Read the listing below and copy out every line that holds "光る生き物が光る仕組みと使い方".

§ Source material:
Start
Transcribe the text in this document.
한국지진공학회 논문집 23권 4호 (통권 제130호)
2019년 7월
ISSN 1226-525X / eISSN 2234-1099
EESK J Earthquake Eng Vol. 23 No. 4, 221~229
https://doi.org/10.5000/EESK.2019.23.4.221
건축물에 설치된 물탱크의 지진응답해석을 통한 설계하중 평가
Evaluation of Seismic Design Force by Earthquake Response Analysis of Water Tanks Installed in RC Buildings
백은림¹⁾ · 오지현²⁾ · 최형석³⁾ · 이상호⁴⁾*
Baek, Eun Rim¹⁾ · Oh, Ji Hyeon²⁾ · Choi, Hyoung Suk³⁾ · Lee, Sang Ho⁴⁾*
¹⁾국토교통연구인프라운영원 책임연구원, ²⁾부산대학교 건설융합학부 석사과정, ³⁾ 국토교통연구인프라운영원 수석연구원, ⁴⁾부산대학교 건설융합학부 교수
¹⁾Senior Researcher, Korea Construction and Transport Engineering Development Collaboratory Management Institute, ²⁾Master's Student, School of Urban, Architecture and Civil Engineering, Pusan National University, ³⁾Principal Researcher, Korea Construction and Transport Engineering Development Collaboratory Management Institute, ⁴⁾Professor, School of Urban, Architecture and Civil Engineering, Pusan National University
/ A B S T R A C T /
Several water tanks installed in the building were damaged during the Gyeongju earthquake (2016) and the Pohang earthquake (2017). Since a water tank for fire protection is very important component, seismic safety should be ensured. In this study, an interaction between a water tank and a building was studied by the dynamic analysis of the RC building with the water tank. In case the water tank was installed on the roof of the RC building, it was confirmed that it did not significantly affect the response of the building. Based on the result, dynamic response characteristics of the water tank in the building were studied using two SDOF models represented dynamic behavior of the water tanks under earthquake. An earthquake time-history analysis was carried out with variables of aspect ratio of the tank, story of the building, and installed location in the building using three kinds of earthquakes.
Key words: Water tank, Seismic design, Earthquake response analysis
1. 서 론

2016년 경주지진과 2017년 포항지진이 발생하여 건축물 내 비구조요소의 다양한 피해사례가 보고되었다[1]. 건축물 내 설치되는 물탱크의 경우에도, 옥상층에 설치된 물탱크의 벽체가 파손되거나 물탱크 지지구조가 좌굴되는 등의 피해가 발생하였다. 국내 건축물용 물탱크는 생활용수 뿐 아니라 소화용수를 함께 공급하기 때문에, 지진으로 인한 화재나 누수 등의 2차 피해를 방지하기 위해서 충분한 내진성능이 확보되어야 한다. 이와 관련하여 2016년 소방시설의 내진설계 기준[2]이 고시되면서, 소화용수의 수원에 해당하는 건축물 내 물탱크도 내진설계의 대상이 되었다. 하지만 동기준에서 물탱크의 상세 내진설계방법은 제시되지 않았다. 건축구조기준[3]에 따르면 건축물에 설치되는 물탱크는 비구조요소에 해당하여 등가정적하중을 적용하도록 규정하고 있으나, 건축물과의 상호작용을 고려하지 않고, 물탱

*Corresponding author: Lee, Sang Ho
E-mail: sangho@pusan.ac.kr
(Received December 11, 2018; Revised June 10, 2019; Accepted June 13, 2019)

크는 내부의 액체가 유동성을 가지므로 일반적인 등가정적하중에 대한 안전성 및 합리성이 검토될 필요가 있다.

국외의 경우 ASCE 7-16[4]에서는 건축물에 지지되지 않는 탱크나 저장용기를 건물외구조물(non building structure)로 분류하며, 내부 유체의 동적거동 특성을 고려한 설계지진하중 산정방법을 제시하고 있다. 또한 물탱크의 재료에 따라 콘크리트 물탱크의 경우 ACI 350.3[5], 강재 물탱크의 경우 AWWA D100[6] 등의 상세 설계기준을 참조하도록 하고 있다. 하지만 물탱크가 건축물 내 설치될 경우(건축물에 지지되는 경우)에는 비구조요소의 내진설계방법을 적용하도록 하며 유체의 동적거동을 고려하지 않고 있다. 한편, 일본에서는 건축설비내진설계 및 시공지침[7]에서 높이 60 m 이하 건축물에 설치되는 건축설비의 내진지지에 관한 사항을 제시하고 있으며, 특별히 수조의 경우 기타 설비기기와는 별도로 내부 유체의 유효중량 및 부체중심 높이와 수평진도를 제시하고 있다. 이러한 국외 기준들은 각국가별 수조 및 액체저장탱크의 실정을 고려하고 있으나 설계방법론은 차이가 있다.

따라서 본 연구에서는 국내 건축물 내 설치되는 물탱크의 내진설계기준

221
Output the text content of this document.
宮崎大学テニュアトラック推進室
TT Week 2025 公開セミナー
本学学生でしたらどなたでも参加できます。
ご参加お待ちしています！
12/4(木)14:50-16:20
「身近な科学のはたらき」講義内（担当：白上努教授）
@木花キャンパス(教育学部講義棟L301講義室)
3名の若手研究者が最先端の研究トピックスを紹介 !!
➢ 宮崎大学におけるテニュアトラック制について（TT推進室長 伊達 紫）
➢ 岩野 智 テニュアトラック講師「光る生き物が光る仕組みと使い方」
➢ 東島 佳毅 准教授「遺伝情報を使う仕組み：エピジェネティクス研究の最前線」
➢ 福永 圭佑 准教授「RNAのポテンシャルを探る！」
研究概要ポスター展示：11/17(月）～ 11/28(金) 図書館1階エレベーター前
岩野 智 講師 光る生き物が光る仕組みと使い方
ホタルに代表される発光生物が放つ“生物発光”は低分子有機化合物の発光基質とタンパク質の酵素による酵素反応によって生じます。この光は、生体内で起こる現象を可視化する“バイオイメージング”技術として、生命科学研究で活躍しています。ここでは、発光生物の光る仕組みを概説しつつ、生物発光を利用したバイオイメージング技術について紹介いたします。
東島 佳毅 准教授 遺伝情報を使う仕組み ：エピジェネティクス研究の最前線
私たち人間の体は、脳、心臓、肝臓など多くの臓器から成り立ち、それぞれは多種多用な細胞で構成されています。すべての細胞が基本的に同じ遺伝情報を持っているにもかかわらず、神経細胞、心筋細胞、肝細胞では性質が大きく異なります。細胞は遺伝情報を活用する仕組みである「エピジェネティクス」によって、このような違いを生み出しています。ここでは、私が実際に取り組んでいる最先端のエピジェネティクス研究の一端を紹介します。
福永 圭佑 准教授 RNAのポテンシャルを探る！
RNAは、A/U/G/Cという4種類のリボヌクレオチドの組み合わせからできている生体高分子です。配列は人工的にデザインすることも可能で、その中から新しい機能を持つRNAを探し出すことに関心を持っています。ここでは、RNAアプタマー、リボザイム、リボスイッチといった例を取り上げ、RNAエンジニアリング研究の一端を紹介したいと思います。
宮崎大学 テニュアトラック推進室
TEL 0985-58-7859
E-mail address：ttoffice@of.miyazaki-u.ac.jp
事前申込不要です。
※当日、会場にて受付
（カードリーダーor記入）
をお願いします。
End
§ Answer to this task:
➢ 岩野 智 テニュアトラック講師「光る生き物が光る仕組みと使い方」
岩野 智 講師 光る生き物が光る仕組みと使い方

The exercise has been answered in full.